* Directions for this task: Output every line below without omitting or altering anything.

* Supplied entries:
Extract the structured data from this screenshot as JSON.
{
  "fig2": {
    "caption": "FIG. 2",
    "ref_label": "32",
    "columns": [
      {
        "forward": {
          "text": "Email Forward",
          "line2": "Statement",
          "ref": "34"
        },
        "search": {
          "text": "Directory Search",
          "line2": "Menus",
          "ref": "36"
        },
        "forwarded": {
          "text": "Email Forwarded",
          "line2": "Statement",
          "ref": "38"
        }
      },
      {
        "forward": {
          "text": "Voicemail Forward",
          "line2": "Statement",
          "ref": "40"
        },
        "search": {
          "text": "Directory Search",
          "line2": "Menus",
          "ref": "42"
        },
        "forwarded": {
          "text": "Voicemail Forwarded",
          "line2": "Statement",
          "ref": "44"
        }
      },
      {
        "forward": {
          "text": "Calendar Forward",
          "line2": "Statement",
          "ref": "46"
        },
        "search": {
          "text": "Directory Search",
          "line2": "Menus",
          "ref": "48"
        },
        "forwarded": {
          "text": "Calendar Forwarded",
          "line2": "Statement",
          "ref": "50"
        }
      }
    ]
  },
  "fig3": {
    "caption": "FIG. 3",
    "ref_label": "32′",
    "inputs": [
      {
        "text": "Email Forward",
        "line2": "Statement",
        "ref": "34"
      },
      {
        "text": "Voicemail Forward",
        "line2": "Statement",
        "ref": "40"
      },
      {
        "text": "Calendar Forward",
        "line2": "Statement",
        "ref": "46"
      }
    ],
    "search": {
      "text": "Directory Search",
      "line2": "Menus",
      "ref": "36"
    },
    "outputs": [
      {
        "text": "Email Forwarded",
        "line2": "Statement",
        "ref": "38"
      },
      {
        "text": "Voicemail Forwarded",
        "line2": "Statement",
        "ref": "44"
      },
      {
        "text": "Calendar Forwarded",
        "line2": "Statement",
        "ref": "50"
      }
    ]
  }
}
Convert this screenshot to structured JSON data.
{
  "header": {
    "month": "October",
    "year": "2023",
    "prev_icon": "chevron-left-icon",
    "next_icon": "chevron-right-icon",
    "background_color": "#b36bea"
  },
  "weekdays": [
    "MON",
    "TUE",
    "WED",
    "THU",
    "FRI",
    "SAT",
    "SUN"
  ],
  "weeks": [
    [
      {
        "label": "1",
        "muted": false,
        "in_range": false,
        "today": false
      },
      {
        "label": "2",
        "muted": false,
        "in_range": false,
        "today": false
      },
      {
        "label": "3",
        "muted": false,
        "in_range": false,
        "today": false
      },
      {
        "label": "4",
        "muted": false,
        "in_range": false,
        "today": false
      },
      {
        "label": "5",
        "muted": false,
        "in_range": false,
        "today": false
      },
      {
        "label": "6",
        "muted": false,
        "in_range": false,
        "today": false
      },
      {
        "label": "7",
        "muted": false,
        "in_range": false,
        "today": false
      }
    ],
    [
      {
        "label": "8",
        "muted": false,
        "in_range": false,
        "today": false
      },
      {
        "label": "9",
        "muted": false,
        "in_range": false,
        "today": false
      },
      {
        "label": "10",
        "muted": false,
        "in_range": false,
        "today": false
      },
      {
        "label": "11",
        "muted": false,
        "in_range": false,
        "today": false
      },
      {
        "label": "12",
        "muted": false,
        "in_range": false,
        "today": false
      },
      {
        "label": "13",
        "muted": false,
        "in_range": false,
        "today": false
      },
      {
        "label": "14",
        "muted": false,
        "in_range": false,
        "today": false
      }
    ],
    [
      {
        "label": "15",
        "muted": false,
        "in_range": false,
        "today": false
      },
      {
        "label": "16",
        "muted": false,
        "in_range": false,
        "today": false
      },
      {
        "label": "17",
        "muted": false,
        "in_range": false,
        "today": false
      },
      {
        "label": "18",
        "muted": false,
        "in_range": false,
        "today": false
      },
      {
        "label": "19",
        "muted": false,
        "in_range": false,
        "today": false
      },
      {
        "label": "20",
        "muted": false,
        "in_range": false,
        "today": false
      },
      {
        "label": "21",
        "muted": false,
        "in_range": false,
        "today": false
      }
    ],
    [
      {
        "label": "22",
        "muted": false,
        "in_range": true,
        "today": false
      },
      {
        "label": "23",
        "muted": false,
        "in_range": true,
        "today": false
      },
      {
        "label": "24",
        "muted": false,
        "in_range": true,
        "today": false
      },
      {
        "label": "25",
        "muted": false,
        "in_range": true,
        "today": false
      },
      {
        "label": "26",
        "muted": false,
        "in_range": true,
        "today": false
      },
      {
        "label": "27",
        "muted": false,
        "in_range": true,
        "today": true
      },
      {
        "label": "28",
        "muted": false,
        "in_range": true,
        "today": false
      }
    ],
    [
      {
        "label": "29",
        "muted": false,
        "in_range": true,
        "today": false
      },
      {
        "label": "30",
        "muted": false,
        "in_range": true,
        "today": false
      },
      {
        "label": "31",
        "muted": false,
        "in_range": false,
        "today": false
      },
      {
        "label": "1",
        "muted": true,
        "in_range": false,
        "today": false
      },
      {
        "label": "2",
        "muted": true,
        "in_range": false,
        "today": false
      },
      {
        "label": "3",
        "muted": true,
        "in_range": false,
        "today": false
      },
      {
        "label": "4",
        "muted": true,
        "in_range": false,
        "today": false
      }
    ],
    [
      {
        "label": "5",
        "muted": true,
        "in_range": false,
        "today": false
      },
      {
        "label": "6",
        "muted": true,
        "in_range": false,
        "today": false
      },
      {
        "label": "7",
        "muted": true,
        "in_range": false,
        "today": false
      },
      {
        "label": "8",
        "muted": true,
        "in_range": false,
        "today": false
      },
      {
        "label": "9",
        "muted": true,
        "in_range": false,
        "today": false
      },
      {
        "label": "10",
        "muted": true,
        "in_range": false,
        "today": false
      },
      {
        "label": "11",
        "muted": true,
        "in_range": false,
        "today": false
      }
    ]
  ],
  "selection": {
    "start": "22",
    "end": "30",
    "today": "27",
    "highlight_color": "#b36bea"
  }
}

* Response to this exercise:
Extract the structured data from this screenshot as JSON.
{
  "fig2": {
    "caption": "FIG. 2",
    "ref_label": "32",
    "columns": [
      {
        "forward": {
          "text": "Email Forward",
          "line2": "Statement",
          "ref": "34"
        },
        "search": {
          "text": "Directory Search",
          "line2": "Menus",
          "ref": "36"
        },
        "forwarded": {
          "text": "Email Forwarded",
          "line2": "Statement",
          "ref": "38"
        }
      },
      {
        "forward": {
          "text": "Voicemail Forward",
          "line2": "Statement",
          "ref": "40"
        },
        "search": {
          "text": "Directory Search",
          "line2": "Menus",
          "ref": "42"
        },
        "forwarded": {
          "text": "Voicemail Forwarded",
          "line2": "Statement",
          "ref": "44"
        }
      },
      {
        "forward": {
          "text": "Calendar Forward",
          "line2": "Statement",
          "ref": "46"
        },
        "search": {
          "text": "Directory Search",
          "line2": "Menus",
          "ref": "48"
        },
        "forwarded": {
          "text": "Calendar Forwarded",
          "line2": "Statement",
          "ref": "50"
        }
      }
    ]
  },
  "fig3": {
    "caption": "FIG. 3",
    "ref_label": "32′",
    "inputs": [
      {
        "text": "Email Forward",
        "line2": "Statement",
        "ref": "34"
      },
      {
        "text": "Voicemail Forward",
        "line2": "Statement",
        "ref": "40"
      },
      {
        "text": "Calendar Forward",
        "line2": "Statement",
        "ref": "46"
      }
    ],
    "search": {
      "text": "Directory Search",
      "line2": "Menus",
      "ref": "36"
    },
    "outputs": [
      {
        "text": "Email Forwarded",
        "line2": "Statement",
        "ref": "38"
      },
      {
        "text": "Voicemail Forwarded",
        "line2": "Statement",
        "ref": "44"
      },
      {
        "text": "Calendar Forwarded",
        "line2": "Statement",
        "ref": "50"
      }
    ]
  }
}
Convert this screenshot to structured JSON data.
{
  "header": {
    "month": "October",
    "year": "2023",
    "prev_icon": "chevron-left-icon",
    "next_icon": "chevron-right-icon",
    "background_color": "#b36bea"
  },
  "weekdays": [
    "MON",
    "TUE",
    "WED",
    "THU",
    "FRI",
    "SAT",
    "SUN"
  ],
  "weeks": [
    [
      {
        "label": "1",
        "muted": false,
        "in_range": false,
        "today": false
      },
      {
        "label": "2",
        "muted": false,
        "in_range": false,
        "today": false
      },
      {
        "label": "3",
        "muted": false,
        "in_range": false,
        "today": false
      },
      {
        "label": "4",
        "muted": false,
        "in_range": false,
        "today": false
      },
      {
        "label": "5",
        "muted": false,
        "in_range": false,
        "today": false
      },
      {
        "label": "6",
        "muted": false,
        "in_range": false,
        "today": false
      },
      {
        "label": "7",
        "muted": false,
        "in_range": false,
        "today": false
      }
    ],
    [
      {
        "label": "8",
        "muted": false,
        "in_range": false,
        "today": false
      },
      {
        "label": "9",
        "muted": false,
        "in_range": false,
        "today": false
      },
      {
        "label": "10",
        "muted": false,
        "in_range": false,
        "today": false
      },
      {
        "label": "11",
        "muted": false,
        "in_range": false,
        "today": false
      },
      {
        "label": "12",
        "muted": false,
        "in_range": false,
        "today": false
      },
      {
        "label": "13",
        "muted": false,
        "in_range": false,
        "today": false
      },
      {
        "label": "14",
        "muted": false,
        "in_range": false,
        "today": false
      }
    ],
    [
      {
        "label": "15",
        "muted": false,
        "in_range": false,
        "today": false
      },
      {
        "label": "16",
        "muted": false,
        "in_range": false,
        "today": false
      },
      {
        "label": "17",
        "muted": false,
        "in_range": false,
        "today": false
      },
      {
        "label": "18",
        "muted": false,
        "in_range": false,
        "today": false
      },
      {
        "label": "19",
        "muted": false,
        "in_range": false,
        "today": false
      },
      {
        "label": "20",
        "muted": false,
        "in_range": false,
        "today": false
      },
      {
        "label": "21",
        "muted": false,
        "in_range": false,
        "today": false
      }
    ],
    [
      {
        "label": "22",
        "muted": false,
        "in_range": true,
        "today": false
      },
      {
        "label": "23",
        "muted": false,
        "in_range": true,
        "today": false
      },
      {
        "label": "24",
        "muted": false,
        "in_range": true,
        "today": false
      },
      {
        "label": "25",
        "muted": false,
        "in_range": true,
        "today": false
      },
      {
        "label": "26",
        "muted": false,
        "in_range": true,
        "today": false
      },
      {
        "label": "27",
        "muted": false,
        "in_range": true,
        "today": true
      },
      {
        "label": "28",
        "muted": false,
        "in_range": true,
        "today": false
      }
    ],
    [
      {
        "label": "29",
        "muted": false,
        "in_range": true,
        "today": false
      },
      {
        "label": "30",
        "muted": false,
        "in_range": true,
        "today": false
      },
      {
        "label": "31",
        "muted": false,
        "in_range": false,
        "today": false
      },
      {
        "label": "1",
        "muted": true,
        "in_range": false,
        "today": false
      },
      {
        "label": "2",
        "muted": true,
        "in_range": false,
        "today": false
      },
      {
        "label": "3",
        "muted": true,
        "in_range": false,
        "today": false
      },
      {
        "label": "4",
        "muted": true,
        "in_range": false,
        "today": false
      }
    ],
    [
      {
        "label": "5",
        "muted": true,
        "in_range": false,
        "today": false
      },
      {
        "label": "6",
        "muted": true,
        "in_range": false,
        "today": false
      },
      {
        "label": "7",
        "muted": true,
        "in_range": false,
        "today": false
      },
      {
        "label": "8",
        "muted": true,
        "in_range": false,
        "today": false
      },
      {
        "label": "9",
        "muted": true,
        "in_range": false,
        "today": false
      },
      {
        "label": "10",
        "muted": true,
        "in_range": false,
        "today": false
      },
      {
        "label": "11",
        "muted": true,
        "in_range": false,
        "today": false
      }
    ]
  ],
  "selection": {
    "start": "22",
    "end": "30",
    "today": "27",
    "highlight_color": "#b36bea"
  }
}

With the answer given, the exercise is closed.